DATA LINES:
—————

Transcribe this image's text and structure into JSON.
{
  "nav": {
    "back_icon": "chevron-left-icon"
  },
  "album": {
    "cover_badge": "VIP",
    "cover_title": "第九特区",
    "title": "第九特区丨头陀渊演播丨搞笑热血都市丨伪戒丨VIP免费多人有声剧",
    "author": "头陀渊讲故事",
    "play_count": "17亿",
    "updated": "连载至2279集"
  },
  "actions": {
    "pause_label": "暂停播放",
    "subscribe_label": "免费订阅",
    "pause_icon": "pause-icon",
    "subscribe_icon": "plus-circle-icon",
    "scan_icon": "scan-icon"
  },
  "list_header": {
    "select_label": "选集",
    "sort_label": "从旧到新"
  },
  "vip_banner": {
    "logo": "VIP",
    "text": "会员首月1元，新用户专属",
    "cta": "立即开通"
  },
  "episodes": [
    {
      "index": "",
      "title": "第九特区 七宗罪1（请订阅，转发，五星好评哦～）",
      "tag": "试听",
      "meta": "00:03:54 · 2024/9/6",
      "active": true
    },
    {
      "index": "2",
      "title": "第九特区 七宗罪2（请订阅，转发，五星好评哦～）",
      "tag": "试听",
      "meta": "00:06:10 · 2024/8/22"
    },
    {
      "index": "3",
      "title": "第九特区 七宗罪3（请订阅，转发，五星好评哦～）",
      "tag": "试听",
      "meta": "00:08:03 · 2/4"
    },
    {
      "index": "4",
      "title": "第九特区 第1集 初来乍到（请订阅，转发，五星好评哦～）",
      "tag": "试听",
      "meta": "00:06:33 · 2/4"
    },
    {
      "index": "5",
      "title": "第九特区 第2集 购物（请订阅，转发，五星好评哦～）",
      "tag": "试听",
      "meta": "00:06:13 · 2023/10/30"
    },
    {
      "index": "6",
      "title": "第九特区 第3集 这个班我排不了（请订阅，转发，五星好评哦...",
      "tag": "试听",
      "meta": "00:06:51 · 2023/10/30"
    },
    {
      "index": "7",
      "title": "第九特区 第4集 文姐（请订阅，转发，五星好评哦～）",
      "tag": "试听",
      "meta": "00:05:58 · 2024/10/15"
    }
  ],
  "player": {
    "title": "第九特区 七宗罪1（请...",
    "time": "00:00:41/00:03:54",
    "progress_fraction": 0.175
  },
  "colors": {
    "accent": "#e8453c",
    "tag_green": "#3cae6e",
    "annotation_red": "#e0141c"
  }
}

—————

PROBLEM: Which lines above contain the word "五星好评哦"? Copy each of them.

WRITTEN ANSWER:
      "title": "第九特区 七宗罪1（请订阅，转发，五星好评哦～）",
      "title": "第九特区 七宗罪2（请订阅，转发，五星好评哦～）",
      "title": "第九特区 七宗罪3（请订阅，转发，五星好评哦～）",
      "title": "第九特区 第1集 初来乍到（请订阅，转发，五星好评哦～）",
      "title": "第九特区 第2集 购物（请订阅，转发，五星好评哦～）",
      "title": "第九特区 第3集 这个班我排不了（请订阅，转发，五星好评哦...",
      "title": "第九特区 第4集 文姐（请订阅，转发，五星好评哦～）",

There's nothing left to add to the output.